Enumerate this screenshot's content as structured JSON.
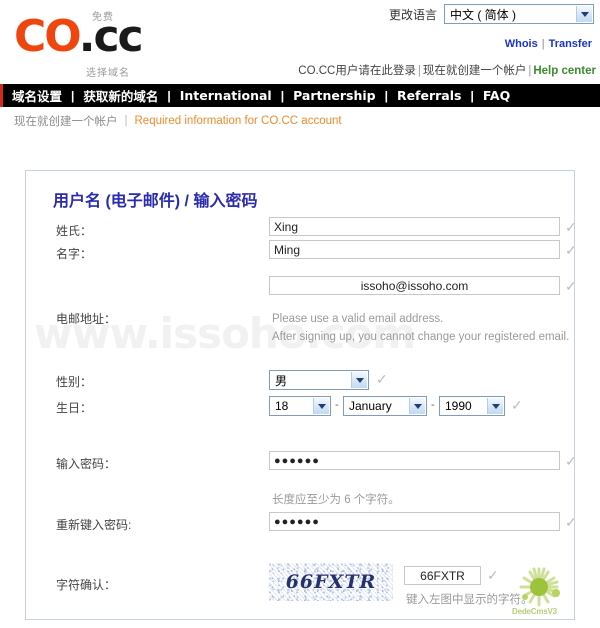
{
  "header": {
    "logo": {
      "free_text": "免费",
      "co": "CO",
      "cc": ".cc",
      "sub_text": "选择域名"
    },
    "language": {
      "label": "更改语言",
      "selected": "中文 ( 简体 )"
    },
    "top_links": {
      "whois": "Whois",
      "separator": "|",
      "transfer": "Transfer"
    },
    "account_links": {
      "login": "CO.CC用户请在此登录",
      "bar": "|",
      "create": "现在就创建一个帐户",
      "help": "Help center"
    }
  },
  "nav": {
    "separator": "|",
    "items": [
      {
        "label": "域名设置"
      },
      {
        "label": "获取新的域名"
      },
      {
        "label": "International"
      },
      {
        "label": "Partnership"
      },
      {
        "label": "Referrals"
      },
      {
        "label": "FAQ"
      }
    ]
  },
  "breadcrumb": {
    "current": "现在就创建一个帐户",
    "bar": "|",
    "detail": "Required information for CO.CC account"
  },
  "form": {
    "title": "用户名 (电子邮件) / 输入密码",
    "watermark": "www.issoho.com",
    "checkmark": "✓",
    "last_name": {
      "label": "姓氏：",
      "value": "Xing"
    },
    "first_name": {
      "label": "名字：",
      "value": "Ming"
    },
    "email": {
      "label": "电邮地址：",
      "value": "issoho@issoho.com",
      "hint_line1": "Please use a valid email address.",
      "hint_line2": "After signing up, you cannot change your registered email."
    },
    "gender": {
      "label": "性别：",
      "value": "男"
    },
    "birthday": {
      "label": "生日：",
      "day": "18",
      "month": "January",
      "year": "1990",
      "separator": "-"
    },
    "password": {
      "label": "输入密码：",
      "value": "●●●●●●",
      "hint": "长度应至少为 6 个字符。"
    },
    "password_confirm": {
      "label": "重新键入密码:",
      "value": "●●●●●●"
    },
    "captcha": {
      "label": "字符确认：",
      "image_text": "66FXTR",
      "value": "66FXTR",
      "hint": "键入左图中显示的字符。"
    }
  },
  "footer_logo": {
    "label": "DedeCmsV3"
  },
  "colors": {
    "logo_orange": "#ef4610",
    "nav_bg": "#000000",
    "nav_accent": "#d12b17",
    "title_blue": "#2b2bb0",
    "link_blue": "#1a33cc",
    "help_green": "#3d8b2f",
    "crumb_orange": "#ef8a2e"
  }
}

> **Set problem**
Every line containing the string "value" must be listed.

> **Answer in full**
      "value": "Xing"
      "value": "Ming"
      "value": "issoho@issoho.com",
      "value": "男"
      "value": "●●●●●●",
      "value": "●●●●●●"
      "value": "66FXTR",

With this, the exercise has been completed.